_Exercise goal_
Pick out each line below containing "name".

_Information given_
#####

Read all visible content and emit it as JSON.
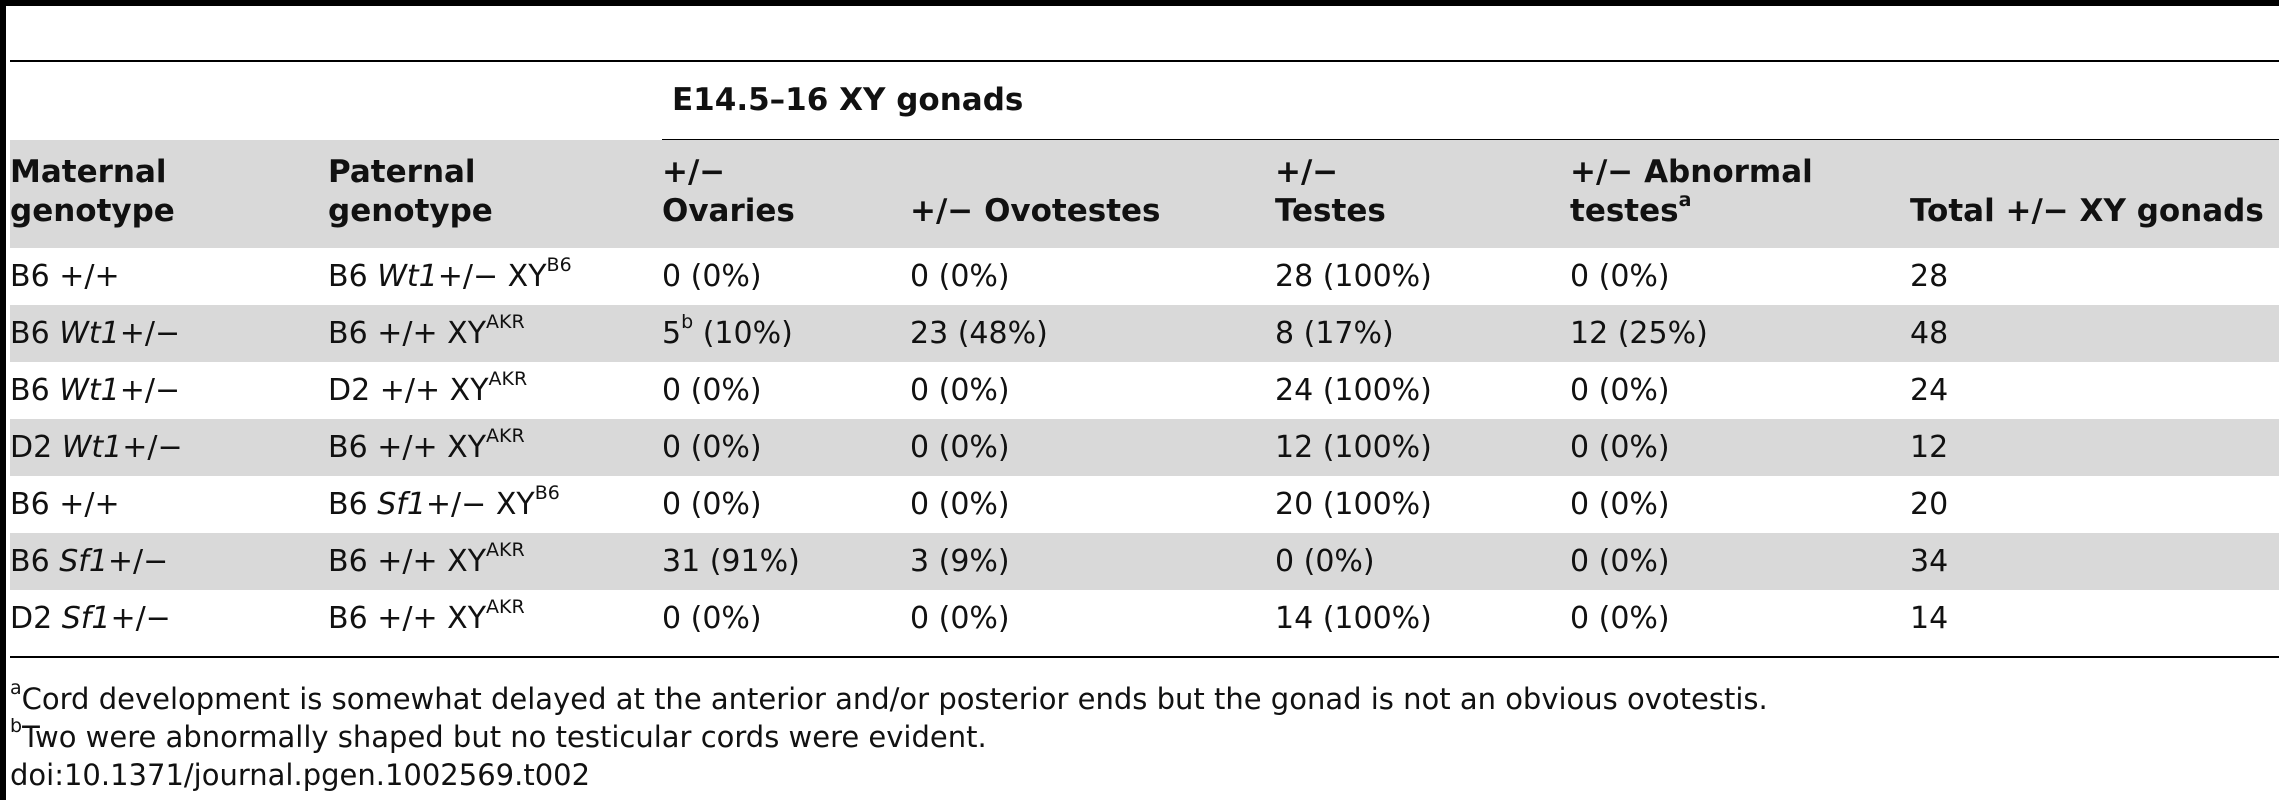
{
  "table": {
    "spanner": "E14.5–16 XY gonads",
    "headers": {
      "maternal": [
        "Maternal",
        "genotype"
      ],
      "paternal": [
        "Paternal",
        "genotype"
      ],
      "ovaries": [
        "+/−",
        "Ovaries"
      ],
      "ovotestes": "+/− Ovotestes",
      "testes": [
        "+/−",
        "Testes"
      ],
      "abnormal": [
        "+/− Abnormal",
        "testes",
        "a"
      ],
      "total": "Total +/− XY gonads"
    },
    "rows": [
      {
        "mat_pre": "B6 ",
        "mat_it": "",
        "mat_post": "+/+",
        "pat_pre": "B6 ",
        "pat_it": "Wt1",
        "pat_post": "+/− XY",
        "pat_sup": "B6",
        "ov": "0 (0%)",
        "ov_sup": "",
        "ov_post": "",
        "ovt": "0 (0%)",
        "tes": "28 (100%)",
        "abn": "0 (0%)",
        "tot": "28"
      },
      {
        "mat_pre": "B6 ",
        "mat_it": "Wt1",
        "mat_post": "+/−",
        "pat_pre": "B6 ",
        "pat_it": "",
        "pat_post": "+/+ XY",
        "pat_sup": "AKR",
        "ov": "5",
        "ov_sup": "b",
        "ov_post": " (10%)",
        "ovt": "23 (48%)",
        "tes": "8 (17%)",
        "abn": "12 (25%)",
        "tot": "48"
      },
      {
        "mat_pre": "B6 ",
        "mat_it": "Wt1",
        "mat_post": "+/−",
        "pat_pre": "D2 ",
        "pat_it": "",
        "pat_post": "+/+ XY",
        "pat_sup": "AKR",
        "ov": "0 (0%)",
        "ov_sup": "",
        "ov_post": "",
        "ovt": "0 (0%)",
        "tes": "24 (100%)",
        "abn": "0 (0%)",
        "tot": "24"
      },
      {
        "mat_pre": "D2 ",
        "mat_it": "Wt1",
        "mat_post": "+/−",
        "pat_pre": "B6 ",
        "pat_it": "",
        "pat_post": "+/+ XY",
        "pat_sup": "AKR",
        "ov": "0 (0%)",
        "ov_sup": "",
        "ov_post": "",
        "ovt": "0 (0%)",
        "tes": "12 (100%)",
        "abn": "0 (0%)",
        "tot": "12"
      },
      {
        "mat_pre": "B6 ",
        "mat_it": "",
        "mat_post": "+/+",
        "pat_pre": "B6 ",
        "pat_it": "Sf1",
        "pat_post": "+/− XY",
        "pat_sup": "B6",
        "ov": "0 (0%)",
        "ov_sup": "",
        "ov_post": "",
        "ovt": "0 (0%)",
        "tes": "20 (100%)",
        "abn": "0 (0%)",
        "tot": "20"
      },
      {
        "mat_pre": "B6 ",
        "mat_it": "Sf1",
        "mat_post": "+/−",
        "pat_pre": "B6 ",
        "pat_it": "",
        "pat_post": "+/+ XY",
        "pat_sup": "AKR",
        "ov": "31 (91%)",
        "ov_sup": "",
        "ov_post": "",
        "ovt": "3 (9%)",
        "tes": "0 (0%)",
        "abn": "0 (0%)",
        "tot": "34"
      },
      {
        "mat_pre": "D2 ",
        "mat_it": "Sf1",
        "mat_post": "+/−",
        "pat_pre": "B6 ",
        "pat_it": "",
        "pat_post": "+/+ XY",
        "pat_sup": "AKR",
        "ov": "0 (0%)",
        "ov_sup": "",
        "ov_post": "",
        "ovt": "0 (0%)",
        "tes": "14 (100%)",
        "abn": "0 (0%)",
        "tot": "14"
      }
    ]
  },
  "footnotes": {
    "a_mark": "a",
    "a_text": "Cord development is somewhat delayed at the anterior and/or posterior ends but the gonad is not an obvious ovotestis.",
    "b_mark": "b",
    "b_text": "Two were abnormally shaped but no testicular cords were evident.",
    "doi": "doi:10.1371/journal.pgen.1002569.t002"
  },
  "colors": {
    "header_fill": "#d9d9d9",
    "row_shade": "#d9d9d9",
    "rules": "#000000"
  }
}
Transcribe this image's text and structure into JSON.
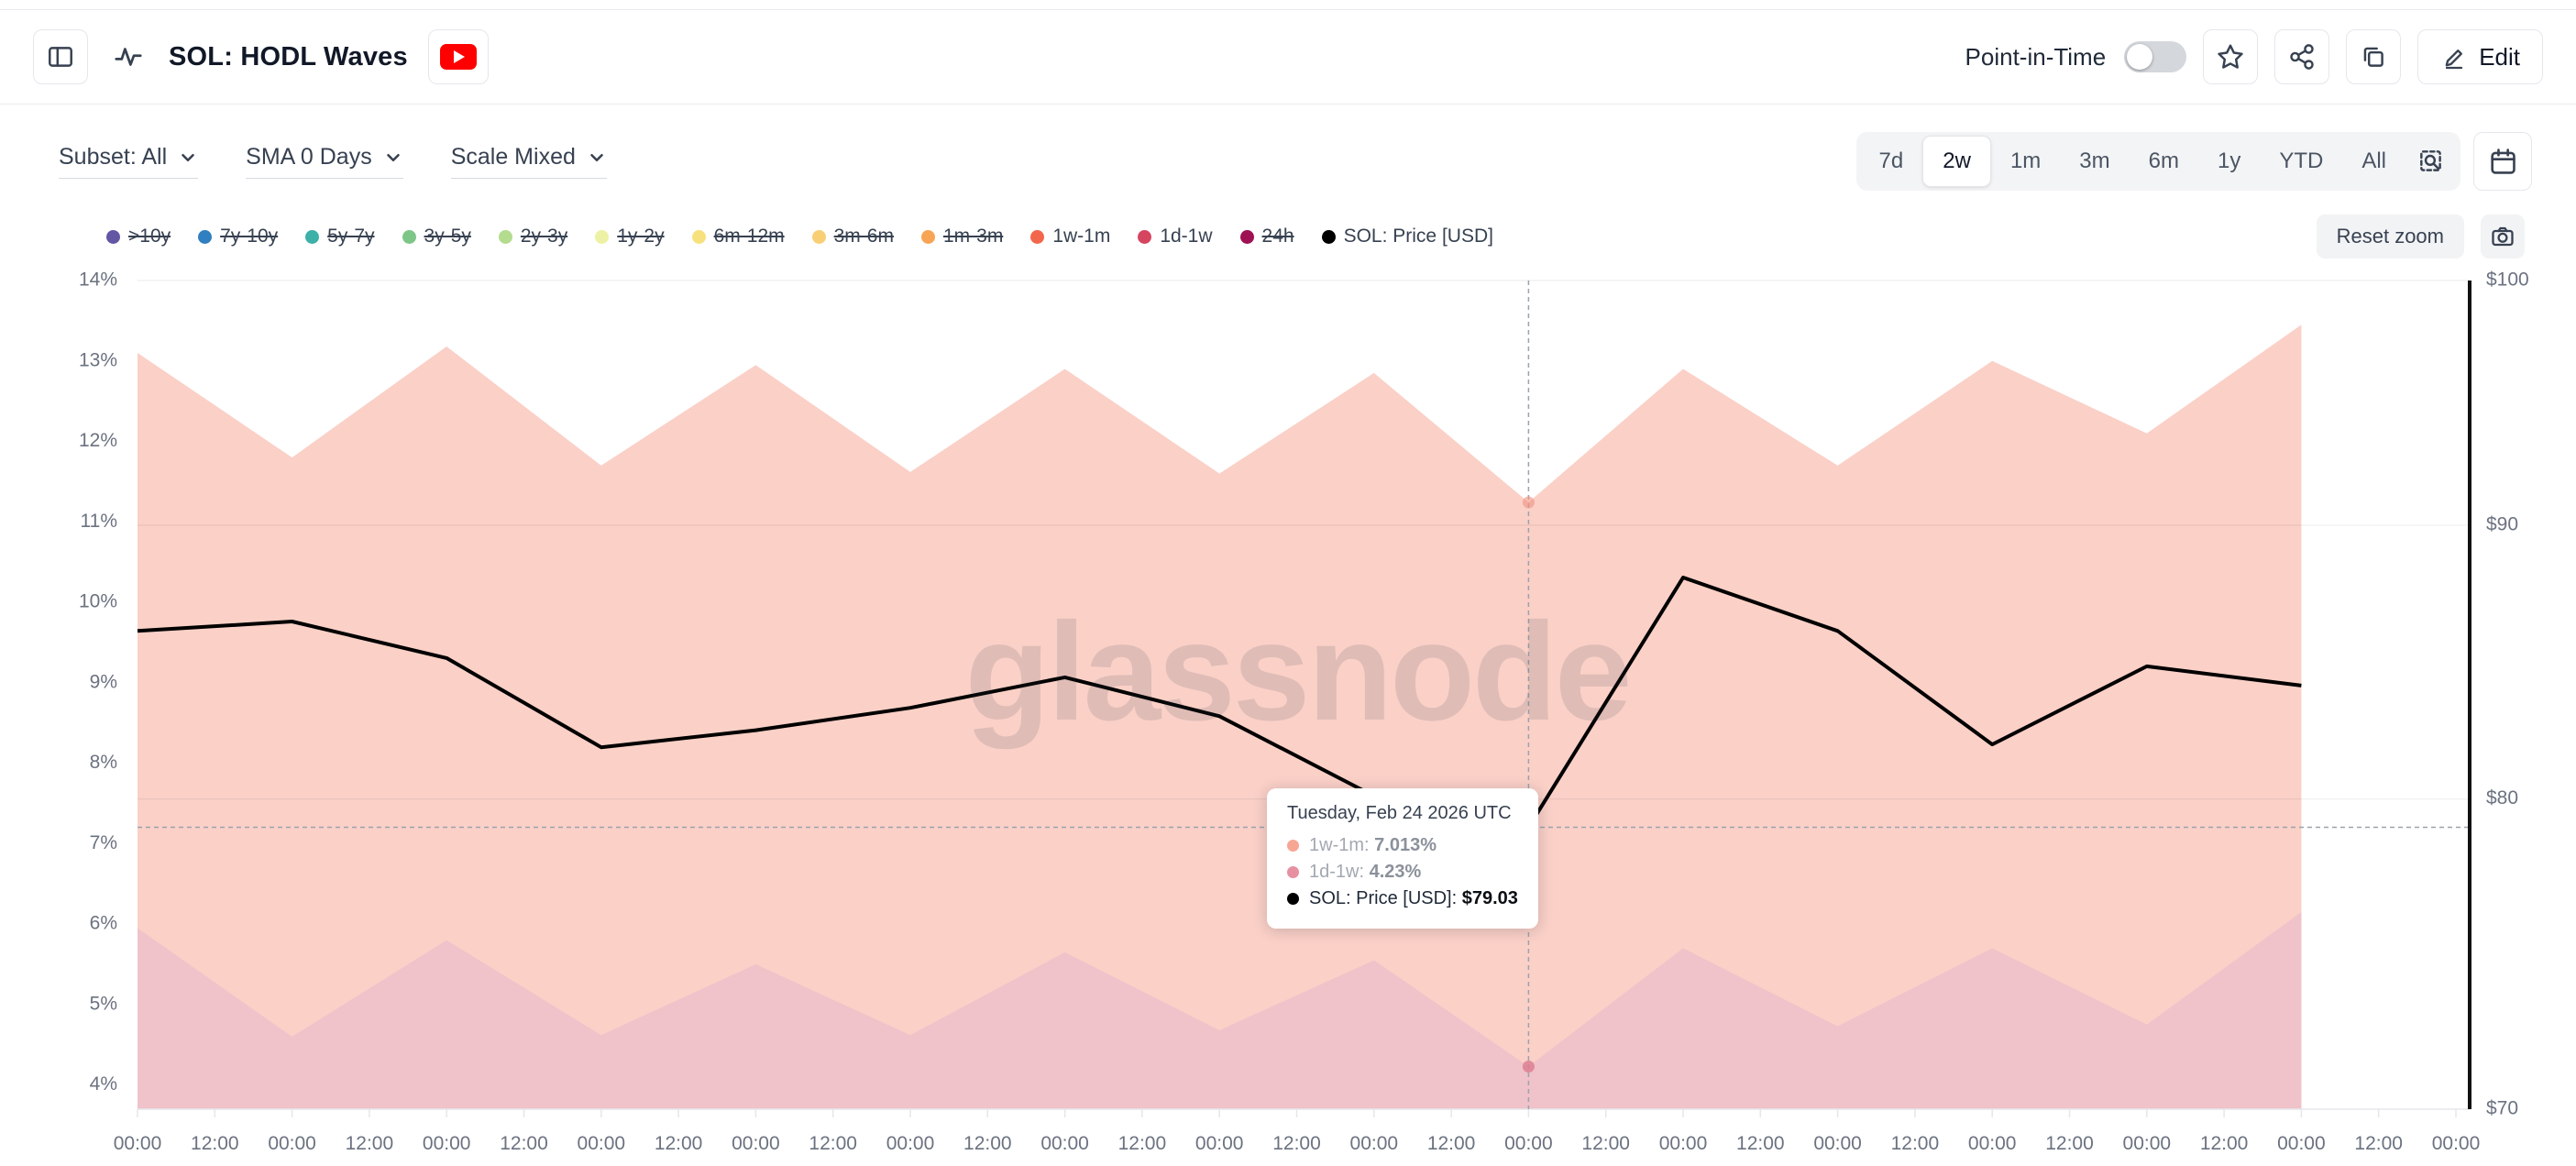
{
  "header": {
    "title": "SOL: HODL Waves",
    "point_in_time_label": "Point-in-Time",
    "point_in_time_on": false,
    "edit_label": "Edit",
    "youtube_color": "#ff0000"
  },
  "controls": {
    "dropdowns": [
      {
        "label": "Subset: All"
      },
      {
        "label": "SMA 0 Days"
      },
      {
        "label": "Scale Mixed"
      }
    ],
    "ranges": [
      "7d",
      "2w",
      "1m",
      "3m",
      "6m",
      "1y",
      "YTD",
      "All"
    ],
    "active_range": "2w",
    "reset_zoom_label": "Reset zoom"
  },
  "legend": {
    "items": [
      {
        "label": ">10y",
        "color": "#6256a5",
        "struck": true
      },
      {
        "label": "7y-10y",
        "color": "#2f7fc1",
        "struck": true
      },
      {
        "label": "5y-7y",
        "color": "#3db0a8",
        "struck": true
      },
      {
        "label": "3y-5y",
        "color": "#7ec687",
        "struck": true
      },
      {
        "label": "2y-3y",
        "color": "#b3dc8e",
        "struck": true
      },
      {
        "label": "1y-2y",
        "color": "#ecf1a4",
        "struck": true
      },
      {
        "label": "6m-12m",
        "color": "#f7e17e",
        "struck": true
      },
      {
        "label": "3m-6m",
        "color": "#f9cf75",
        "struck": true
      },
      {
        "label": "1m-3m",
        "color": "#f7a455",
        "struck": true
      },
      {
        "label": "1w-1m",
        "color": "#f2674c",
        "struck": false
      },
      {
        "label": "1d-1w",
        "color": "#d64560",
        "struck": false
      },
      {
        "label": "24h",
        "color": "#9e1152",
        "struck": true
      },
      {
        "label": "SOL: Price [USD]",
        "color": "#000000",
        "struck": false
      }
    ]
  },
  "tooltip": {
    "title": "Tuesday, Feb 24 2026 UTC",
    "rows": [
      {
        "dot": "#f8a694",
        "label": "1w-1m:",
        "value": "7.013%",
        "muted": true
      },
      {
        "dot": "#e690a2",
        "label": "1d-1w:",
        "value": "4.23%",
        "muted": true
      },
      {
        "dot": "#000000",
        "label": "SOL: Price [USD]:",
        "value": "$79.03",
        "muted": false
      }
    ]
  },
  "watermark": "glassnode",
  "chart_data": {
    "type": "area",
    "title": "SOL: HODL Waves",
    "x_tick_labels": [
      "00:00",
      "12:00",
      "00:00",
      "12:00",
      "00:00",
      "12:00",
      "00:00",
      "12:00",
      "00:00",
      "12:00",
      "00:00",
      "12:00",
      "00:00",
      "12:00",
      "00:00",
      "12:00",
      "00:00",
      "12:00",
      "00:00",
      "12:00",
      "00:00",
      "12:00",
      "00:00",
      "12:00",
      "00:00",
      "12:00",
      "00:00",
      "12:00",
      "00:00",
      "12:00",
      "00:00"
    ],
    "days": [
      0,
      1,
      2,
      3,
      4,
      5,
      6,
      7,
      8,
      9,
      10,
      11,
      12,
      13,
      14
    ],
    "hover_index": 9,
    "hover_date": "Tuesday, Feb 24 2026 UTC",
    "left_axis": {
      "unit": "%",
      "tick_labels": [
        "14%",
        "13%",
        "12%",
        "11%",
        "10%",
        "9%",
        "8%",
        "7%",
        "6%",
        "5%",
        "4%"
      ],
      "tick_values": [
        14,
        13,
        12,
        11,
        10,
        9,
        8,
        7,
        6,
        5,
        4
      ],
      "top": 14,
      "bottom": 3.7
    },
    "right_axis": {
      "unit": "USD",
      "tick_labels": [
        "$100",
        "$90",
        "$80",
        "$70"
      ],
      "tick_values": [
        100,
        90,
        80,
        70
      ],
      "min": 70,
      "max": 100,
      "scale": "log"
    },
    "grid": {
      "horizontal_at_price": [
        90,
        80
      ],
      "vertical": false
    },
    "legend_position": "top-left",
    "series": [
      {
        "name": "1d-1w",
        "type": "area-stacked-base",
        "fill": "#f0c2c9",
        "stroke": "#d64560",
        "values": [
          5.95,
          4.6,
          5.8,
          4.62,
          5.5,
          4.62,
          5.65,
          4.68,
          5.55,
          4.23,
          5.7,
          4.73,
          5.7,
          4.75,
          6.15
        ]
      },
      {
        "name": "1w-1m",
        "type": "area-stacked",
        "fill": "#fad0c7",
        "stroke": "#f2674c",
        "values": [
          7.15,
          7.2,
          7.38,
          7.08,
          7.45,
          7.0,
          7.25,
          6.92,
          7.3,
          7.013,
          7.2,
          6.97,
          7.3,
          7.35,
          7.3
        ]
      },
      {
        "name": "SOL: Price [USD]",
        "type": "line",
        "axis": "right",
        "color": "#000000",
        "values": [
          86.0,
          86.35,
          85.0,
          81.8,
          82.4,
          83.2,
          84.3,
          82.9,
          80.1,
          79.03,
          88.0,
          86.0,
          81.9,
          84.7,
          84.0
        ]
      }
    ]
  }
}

#####

_Response to this exercise_
        "name": "1d-1w",
        "name": "1w-1m",
        "name": "SOL: Price [USD]",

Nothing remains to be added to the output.